▸ Set exercise
Are you able to quote each entry exactly as written?

▸ Data shown
==============================

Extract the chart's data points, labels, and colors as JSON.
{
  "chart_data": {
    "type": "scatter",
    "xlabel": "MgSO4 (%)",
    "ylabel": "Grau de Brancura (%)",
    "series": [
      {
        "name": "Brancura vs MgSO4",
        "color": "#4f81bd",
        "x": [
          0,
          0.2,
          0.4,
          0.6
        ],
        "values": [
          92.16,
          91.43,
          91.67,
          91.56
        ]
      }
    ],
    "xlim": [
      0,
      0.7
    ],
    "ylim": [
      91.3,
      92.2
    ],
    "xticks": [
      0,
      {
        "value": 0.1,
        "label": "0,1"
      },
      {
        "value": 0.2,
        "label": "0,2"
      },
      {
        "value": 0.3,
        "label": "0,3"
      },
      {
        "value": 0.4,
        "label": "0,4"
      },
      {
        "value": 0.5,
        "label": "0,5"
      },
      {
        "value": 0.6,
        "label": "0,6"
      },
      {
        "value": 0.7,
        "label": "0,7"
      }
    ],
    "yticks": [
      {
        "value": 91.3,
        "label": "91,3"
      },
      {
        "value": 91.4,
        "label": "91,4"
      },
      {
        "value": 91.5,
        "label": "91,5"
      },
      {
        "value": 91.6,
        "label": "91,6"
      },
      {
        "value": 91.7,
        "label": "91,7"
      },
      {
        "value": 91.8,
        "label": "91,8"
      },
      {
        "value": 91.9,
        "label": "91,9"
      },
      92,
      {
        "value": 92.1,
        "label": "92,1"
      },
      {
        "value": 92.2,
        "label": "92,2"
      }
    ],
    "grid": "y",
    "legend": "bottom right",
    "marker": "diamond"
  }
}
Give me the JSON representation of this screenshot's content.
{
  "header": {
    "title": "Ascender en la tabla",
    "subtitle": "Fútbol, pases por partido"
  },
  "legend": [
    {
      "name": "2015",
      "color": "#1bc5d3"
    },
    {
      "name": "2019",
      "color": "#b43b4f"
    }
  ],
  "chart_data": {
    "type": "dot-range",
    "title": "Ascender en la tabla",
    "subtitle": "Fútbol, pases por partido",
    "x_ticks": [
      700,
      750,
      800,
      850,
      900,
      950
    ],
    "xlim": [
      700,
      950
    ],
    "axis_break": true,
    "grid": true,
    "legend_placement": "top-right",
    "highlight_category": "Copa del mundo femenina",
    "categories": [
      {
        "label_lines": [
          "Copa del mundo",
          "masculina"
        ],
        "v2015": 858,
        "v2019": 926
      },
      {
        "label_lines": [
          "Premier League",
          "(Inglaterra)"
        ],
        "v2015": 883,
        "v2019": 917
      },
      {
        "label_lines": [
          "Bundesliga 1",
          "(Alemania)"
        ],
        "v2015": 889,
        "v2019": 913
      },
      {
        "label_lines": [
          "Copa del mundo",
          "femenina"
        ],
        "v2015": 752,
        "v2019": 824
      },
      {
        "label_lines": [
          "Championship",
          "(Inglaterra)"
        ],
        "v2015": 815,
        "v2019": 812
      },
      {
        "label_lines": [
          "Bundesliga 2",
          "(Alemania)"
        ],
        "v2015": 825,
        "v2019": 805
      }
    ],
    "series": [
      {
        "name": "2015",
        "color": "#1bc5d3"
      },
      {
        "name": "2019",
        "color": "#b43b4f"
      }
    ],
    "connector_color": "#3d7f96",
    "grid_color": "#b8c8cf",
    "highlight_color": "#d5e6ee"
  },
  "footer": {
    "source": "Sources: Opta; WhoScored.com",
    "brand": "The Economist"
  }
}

==============================

▸ Expected output
Extract the chart's data points, labels, and colors as JSON.
{
  "chart_data": {
    "type": "scatter",
    "xlabel": "MgSO4 (%)",
    "ylabel": "Grau de Brancura (%)",
    "series": [
      {
        "name": "Brancura vs MgSO4",
        "color": "#4f81bd",
        "x": [
          0,
          0.2,
          0.4,
          0.6
        ],
        "values": [
          92.16,
          91.43,
          91.67,
          91.56
        ]
      }
    ],
    "xlim": [
      0,
      0.7
    ],
    "ylim": [
      91.3,
      92.2
    ],
    "xticks": [
      0,
      {
        "value": 0.1,
        "label": "0,1"
      },
      {
        "value": 0.2,
        "label": "0,2"
      },
      {
        "value": 0.3,
        "label": "0,3"
      },
      {
        "value": 0.4,
        "label": "0,4"
      },
      {
        "value": 0.5,
        "label": "0,5"
      },
      {
        "value": 0.6,
        "label": "0,6"
      },
      {
        "value": 0.7,
        "label": "0,7"
      }
    ],
    "yticks": [
      {
        "value": 91.3,
        "label": "91,3"
      },
      {
        "value": 91.4,
        "label": "91,4"
      },
      {
        "value": 91.5,
        "label": "91,5"
      },
      {
        "value": 91.6,
        "label": "91,6"
      },
      {
        "value": 91.7,
        "label": "91,7"
      },
      {
        "value": 91.8,
        "label": "91,8"
      },
      {
        "value": 91.9,
        "label": "91,9"
      },
      92,
      {
        "value": 92.1,
        "label": "92,1"
      },
      {
        "value": 92.2,
        "label": "92,2"
      }
    ],
    "grid": "y",
    "legend": "bottom right",
    "marker": "diamond"
  }
}
Give me the JSON representation of this screenshot's content.
{
  "header": {
    "title": "Ascender en la tabla",
    "subtitle": "Fútbol, pases por partido"
  },
  "legend": [
    {
      "name": "2015",
      "color": "#1bc5d3"
    },
    {
      "name": "2019",
      "color": "#b43b4f"
    }
  ],
  "chart_data": {
    "type": "dot-range",
    "title": "Ascender en la tabla",
    "subtitle": "Fútbol, pases por partido",
    "x_ticks": [
      700,
      750,
      800,
      850,
      900,
      950
    ],
    "xlim": [
      700,
      950
    ],
    "axis_break": true,
    "grid": true,
    "legend_placement": "top-right",
    "highlight_category": "Copa del mundo femenina",
    "categories": [
      {
        "label_lines": [
          "Copa del mundo",
          "masculina"
        ],
        "v2015": 858,
        "v2019": 926
      },
      {
        "label_lines": [
          "Premier League",
          "(Inglaterra)"
        ],
        "v2015": 883,
        "v2019": 917
      },
      {
        "label_lines": [
          "Bundesliga 1",
          "(Alemania)"
        ],
        "v2015": 889,
        "v2019": 913
      },
      {
        "label_lines": [
          "Copa del mundo",
          "femenina"
        ],
        "v2015": 752,
        "v2019": 824
      },
      {
        "label_lines": [
          "Championship",
          "(Inglaterra)"
        ],
        "v2015": 815,
        "v2019": 812
      },
      {
        "label_lines": [
          "Bundesliga 2",
          "(Alemania)"
        ],
        "v2015": 825,
        "v2019": 805
      }
    ],
    "series": [
      {
        "name": "2015",
        "color": "#1bc5d3"
      },
      {
        "name": "2019",
        "color": "#b43b4f"
      }
    ],
    "connector_color": "#3d7f96",
    "grid_color": "#b8c8cf",
    "highlight_color": "#d5e6ee"
  },
  "footer": {
    "source": "Sources: Opta; WhoScored.com",
    "brand": "The Economist"
  }
}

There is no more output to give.